§ Goal: Please report every line from the material that contains the word "Emergency".

==============================

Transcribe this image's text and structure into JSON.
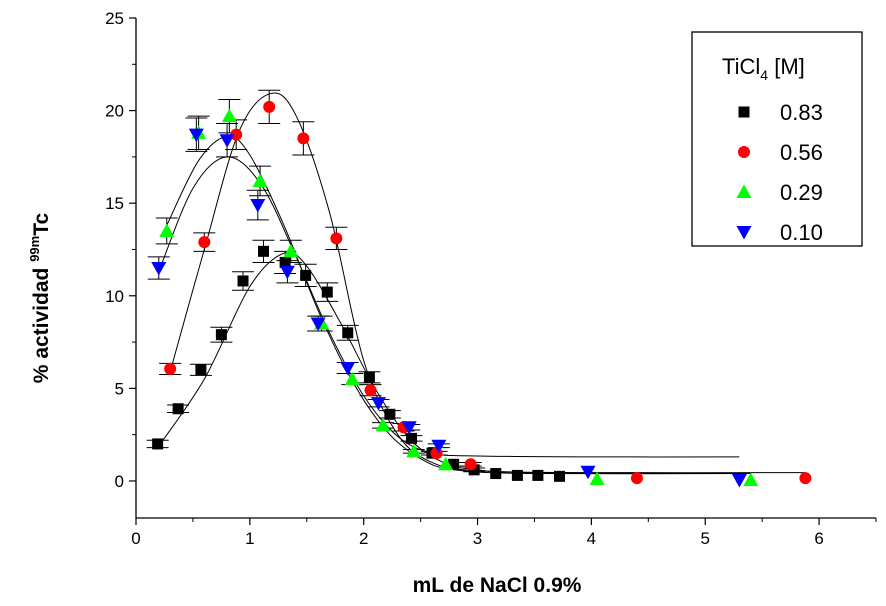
{
  "chart_data": {
    "type": "scatter",
    "xlabel": "mL de NaCl 0.9%",
    "ylabel": {
      "pre": "% actividad ",
      "sup": "99m",
      "post": "Tc"
    },
    "xlim": [
      0,
      6.5
    ],
    "ylim": [
      -2,
      25
    ],
    "x_ticks": [
      0,
      1,
      2,
      3,
      4,
      5,
      6
    ],
    "y_ticks": [
      0,
      5,
      10,
      15,
      20,
      25
    ],
    "grid": false,
    "legend": {
      "position": "top-right",
      "title": {
        "pre": "TiCl",
        "sub": "4",
        "post": " [M]"
      }
    },
    "series": [
      {
        "name": "0.83",
        "marker": "square",
        "color": "#000000",
        "points": [
          [
            0.19,
            2.0
          ],
          [
            0.37,
            3.9
          ],
          [
            0.57,
            6.0
          ],
          [
            0.75,
            7.9
          ],
          [
            0.94,
            10.8
          ],
          [
            1.12,
            12.4
          ],
          [
            1.31,
            11.8
          ],
          [
            1.49,
            11.1
          ],
          [
            1.68,
            10.2
          ],
          [
            1.86,
            8.0
          ],
          [
            2.05,
            5.6
          ],
          [
            2.23,
            3.6
          ],
          [
            2.42,
            2.3
          ],
          [
            2.6,
            1.5
          ],
          [
            2.79,
            0.9
          ],
          [
            2.97,
            0.6
          ],
          [
            3.16,
            0.4
          ],
          [
            3.35,
            0.3
          ],
          [
            3.53,
            0.3
          ],
          [
            3.72,
            0.25
          ]
        ],
        "err": [
          0.2,
          0.2,
          0.3,
          0.4,
          0.5,
          0.6,
          0.6,
          0.6,
          0.5,
          0.4,
          0.3,
          0.2,
          0.15,
          0.1,
          0.1,
          0.1,
          0.05,
          0.05,
          0.05,
          0.05
        ],
        "fit": [
          [
            0.19,
            1.8
          ],
          [
            0.6,
            5.5
          ],
          [
            1.0,
            10.5
          ],
          [
            1.3,
            12.3
          ],
          [
            1.5,
            11.6
          ],
          [
            1.8,
            8.5
          ],
          [
            2.1,
            5.0
          ],
          [
            2.4,
            2.3
          ],
          [
            2.7,
            1.0
          ],
          [
            3.0,
            0.6
          ],
          [
            3.5,
            0.45
          ],
          [
            5.3,
            0.4
          ]
        ]
      },
      {
        "name": "0.56",
        "marker": "circle",
        "color": "#ff0000",
        "points": [
          [
            0.3,
            6.05
          ],
          [
            0.6,
            12.9
          ],
          [
            0.88,
            18.7
          ],
          [
            1.17,
            20.2
          ],
          [
            1.47,
            18.5
          ],
          [
            1.76,
            13.1
          ],
          [
            2.06,
            4.9
          ],
          [
            2.35,
            2.9
          ],
          [
            2.64,
            1.5
          ],
          [
            2.94,
            0.9
          ],
          [
            4.4,
            0.15
          ],
          [
            5.88,
            0.15
          ]
        ],
        "err": [
          0.3,
          0.5,
          0.8,
          0.9,
          0.9,
          0.6,
          0.3,
          0.2,
          0.1,
          0.1,
          0.05,
          0.05
        ],
        "fit": [
          [
            0.3,
            5.9
          ],
          [
            0.6,
            12.5
          ],
          [
            0.9,
            18.8
          ],
          [
            1.17,
            20.9
          ],
          [
            1.4,
            19.8
          ],
          [
            1.7,
            14.5
          ],
          [
            2.0,
            6.5
          ],
          [
            2.3,
            2.5
          ],
          [
            2.6,
            1.0
          ],
          [
            3.0,
            0.55
          ],
          [
            4.0,
            0.45
          ],
          [
            5.88,
            0.45
          ]
        ]
      },
      {
        "name": "0.29",
        "marker": "triangle-up",
        "color": "#00ff00",
        "points": [
          [
            0.27,
            13.5
          ],
          [
            0.55,
            18.8
          ],
          [
            0.82,
            19.7
          ],
          [
            1.09,
            16.2
          ],
          [
            1.36,
            12.4
          ],
          [
            1.63,
            8.5
          ],
          [
            1.9,
            5.5
          ],
          [
            2.17,
            3.0
          ],
          [
            2.44,
            1.6
          ],
          [
            2.72,
            0.9
          ],
          [
            4.05,
            0.1
          ],
          [
            5.4,
            0.05
          ]
        ],
        "err": [
          0.7,
          0.9,
          0.9,
          0.8,
          0.6,
          0.4,
          0.3,
          0.15,
          0.1,
          0.05,
          0.05,
          0.05
        ],
        "fit": [
          [
            0.27,
            13.8
          ],
          [
            0.55,
            17.3
          ],
          [
            0.8,
            18.6
          ],
          [
            1.0,
            17.6
          ],
          [
            1.3,
            13.8
          ],
          [
            1.6,
            9.2
          ],
          [
            1.9,
            5.4
          ],
          [
            2.2,
            2.7
          ],
          [
            2.5,
            1.2
          ],
          [
            2.8,
            0.6
          ],
          [
            3.5,
            0.4
          ],
          [
            5.4,
            0.4
          ]
        ]
      },
      {
        "name": "0.10",
        "marker": "triangle-down",
        "color": "#0000ff",
        "points": [
          [
            0.2,
            11.5
          ],
          [
            0.53,
            18.7
          ],
          [
            0.8,
            18.4
          ],
          [
            1.07,
            14.9
          ],
          [
            1.33,
            11.3
          ],
          [
            1.6,
            8.5
          ],
          [
            1.86,
            6.1
          ],
          [
            2.13,
            4.2
          ],
          [
            2.4,
            2.9
          ],
          [
            2.66,
            1.9
          ],
          [
            3.97,
            0.5
          ],
          [
            5.3,
            0.05
          ]
        ],
        "err": [
          0.6,
          0.9,
          0.9,
          0.8,
          0.6,
          0.4,
          0.3,
          0.2,
          0.15,
          0.1,
          0.05,
          0.05
        ],
        "fit": [
          [
            0.2,
            11.3
          ],
          [
            0.5,
            15.8
          ],
          [
            0.8,
            17.5
          ],
          [
            1.1,
            16.0
          ],
          [
            1.4,
            12.2
          ],
          [
            1.7,
            8.0
          ],
          [
            2.0,
            4.6
          ],
          [
            2.3,
            2.4
          ],
          [
            2.6,
            1.5
          ],
          [
            3.0,
            1.35
          ],
          [
            4.0,
            1.3
          ],
          [
            5.3,
            1.3
          ]
        ]
      }
    ]
  }
}
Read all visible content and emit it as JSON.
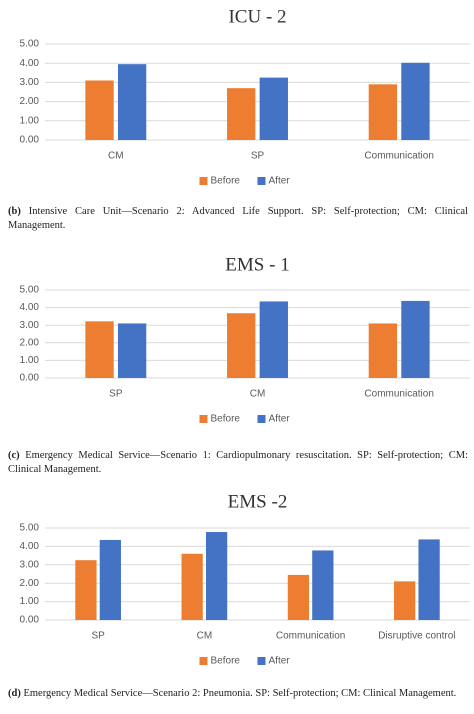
{
  "chart_data": [
    {
      "type": "bar",
      "title": "ICU - 2",
      "categories": [
        "CM",
        "SP",
        "Communication"
      ],
      "series": [
        {
          "name": "Before",
          "color": "#ed7d31",
          "values": [
            3.1,
            2.7,
            2.9
          ]
        },
        {
          "name": "After",
          "color": "#4472c4",
          "values": [
            3.95,
            3.25,
            4.02
          ]
        }
      ],
      "ylim": [
        0,
        5
      ],
      "yticks": [
        {
          "value": 0,
          "label": "0.00"
        },
        {
          "value": 1,
          "label": "1.00"
        },
        {
          "value": 2,
          "label": "2.00"
        },
        {
          "value": 3,
          "label": "3.00"
        },
        {
          "value": 4,
          "label": "4.00"
        },
        {
          "value": 5,
          "label": "5.00"
        }
      ],
      "grid": true,
      "legend": "bottom",
      "caption_label": "(b)",
      "caption": "Intensive Care Unit—Scenario 2: Advanced Life Support. SP: Self-protection; CM: Clinical Management."
    },
    {
      "type": "bar",
      "title": "EMS - 1",
      "categories": [
        "SP",
        "CM",
        "Communication"
      ],
      "series": [
        {
          "name": "Before",
          "color": "#ed7d31",
          "values": [
            3.22,
            3.68,
            3.1
          ]
        },
        {
          "name": "After",
          "color": "#4472c4",
          "values": [
            3.1,
            4.35,
            4.38
          ]
        }
      ],
      "ylim": [
        0,
        5
      ],
      "yticks": [
        {
          "value": 0,
          "label": "0.00"
        },
        {
          "value": 1,
          "label": "1.00"
        },
        {
          "value": 2,
          "label": "2.00"
        },
        {
          "value": 3,
          "label": "3.00"
        },
        {
          "value": 4,
          "label": "4.00"
        },
        {
          "value": 5,
          "label": "5.00"
        }
      ],
      "grid": true,
      "legend": "bottom",
      "caption_label": "(c)",
      "caption": "Emergency Medical Service—Scenario 1: Cardiopulmonary resuscitation. SP: Self-protection; CM: Clinical Management."
    },
    {
      "type": "bar",
      "title": "EMS -2",
      "categories": [
        "SP",
        "CM",
        "Communication",
        "Disruptive control"
      ],
      "series": [
        {
          "name": "Before",
          "color": "#ed7d31",
          "values": [
            3.25,
            3.6,
            2.45,
            2.1
          ]
        },
        {
          "name": "After",
          "color": "#4472c4",
          "values": [
            4.35,
            4.78,
            3.78,
            4.38
          ]
        }
      ],
      "ylim": [
        0,
        5
      ],
      "yticks": [
        {
          "value": 0,
          "label": "0.00"
        },
        {
          "value": 1,
          "label": "1.00"
        },
        {
          "value": 2,
          "label": "2.00"
        },
        {
          "value": 3,
          "label": "3.00"
        },
        {
          "value": 4,
          "label": "4.00"
        },
        {
          "value": 5,
          "label": "5.00"
        }
      ],
      "grid": true,
      "legend": "bottom",
      "caption_label": "(d)",
      "caption": "Emergency Medical Service—Scenario 2: Pneumonia. SP: Self-protection; CM: Clinical Management."
    }
  ]
}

==============================

§ Exercise response:
      "caption": "Emergency Medical Service—Scenario 1: Cardiopulmonary resuscitation. SP: Self-protection; CM: Clinical Management."
      "caption": "Emergency Medical Service—Scenario 2: Pneumonia. SP: Self-protection; CM: Clinical Management."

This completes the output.